=== Work required ===
Copy every line from the data below in which the string "可以通过选择布局选项卡开始创建要打印的布局" can be found.

=== Items ===
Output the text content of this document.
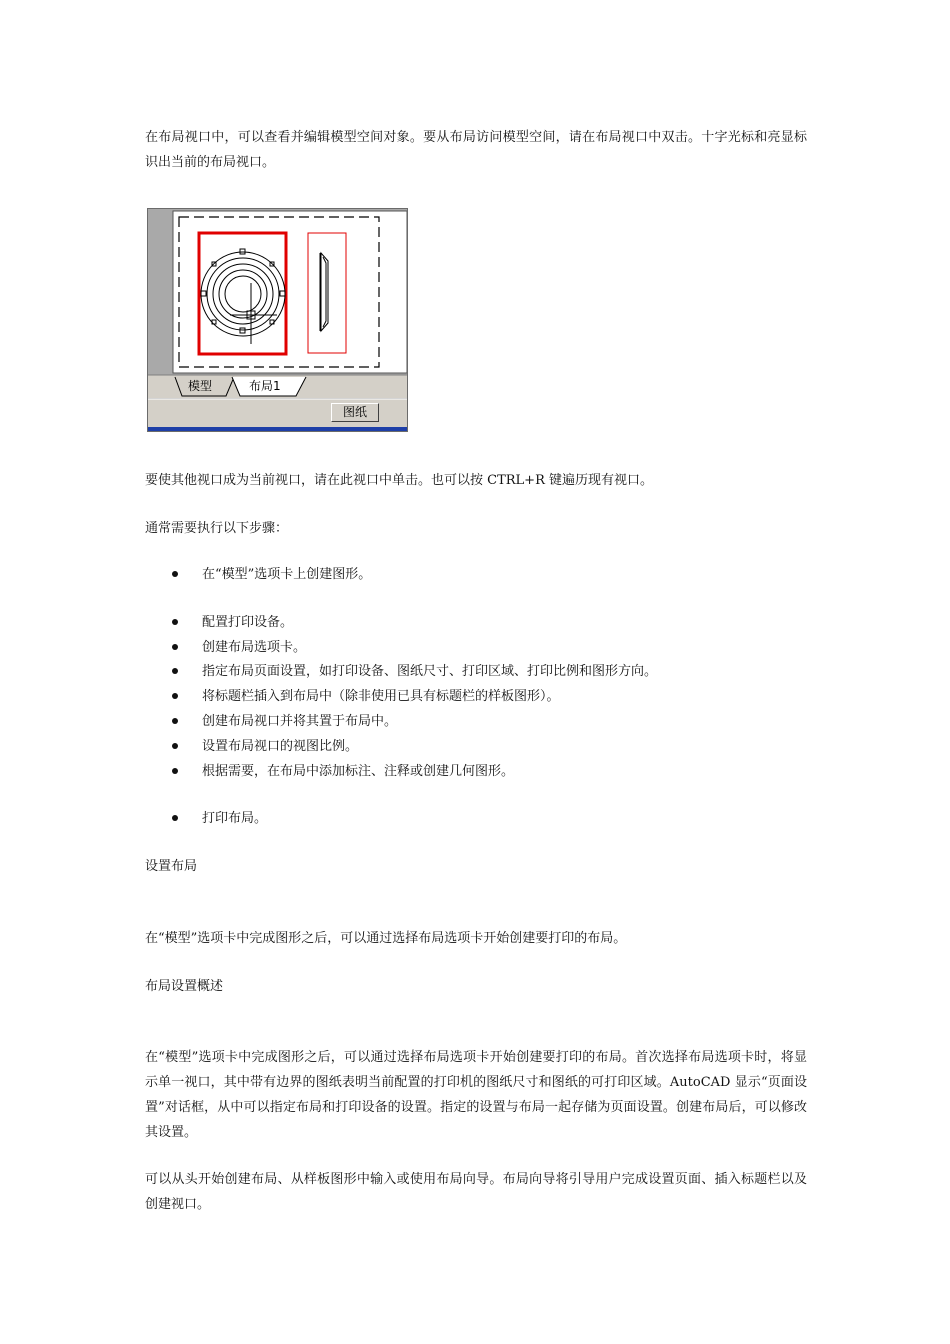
在布局视口中，可以查看并编辑模型空间对象。要从布局访问模型空间，请在布局视口中双击。十字光标和亮显标识出当前的布局视口。

模型	布局1
图纸

要使其他视口成为当前视口，请在此视口中单击。也可以按 CTRL+R 键遍历现有视口。

通常需要执行以下步骤：

在“模型”选项卡上创建图形。
配置打印设备。
创建布局选项卡。
指定布局页面设置，如打印设备、图纸尺寸、打印区域、打印比例和图形方向。
将标题栏插入到布局中（除非使用已具有标题栏的样板图形）。
创建布局视口并将其置于布局中。
设置布局视口的视图比例。
根据需要，在布局中添加标注、注释或创建几何图形。
打印布局。

设置布局

在“模型”选项卡中完成图形之后，可以通过选择布局选项卡开始创建要打印的布局。

布局设置概述

在“模型”选项卡中完成图形之后，可以通过选择布局选项卡开始创建要打印的布局。首次选择布局选项卡时，将显示单一视口，其中带有边界的图纸表明当前配置的打印机的图纸尺寸和图纸的可打印区域。AutoCAD 显示“页面设置”对话框，从中可以指定布局和打印设备的设置。指定的设置与布局一起存储为页面设置。创建布局后，可以修改其设置。

可以从头开始创建布局、从样板图形中输入或使用布局向导。布局向导将引导用户完成设置页面、插入标题栏以及创建视口。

=== Exercise solution ===
在“模型”选项卡中完成图形之后，可以通过选择布局选项卡开始创建要打印的布局。
在“模型”选项卡中完成图形之后，可以通过选择布局选项卡开始创建要打印的布局。首次选择布局选项卡时，将显示单一视口，其中带有边界的图纸表明当前配置的打印机的图纸尺寸和图纸的可打印区域。AutoCAD 显示“页面设置”对话框，从中可以指定布局和打印设备的设置。指定的设置与布局一起存储为页面设置。创建布局后，可以修改其设置。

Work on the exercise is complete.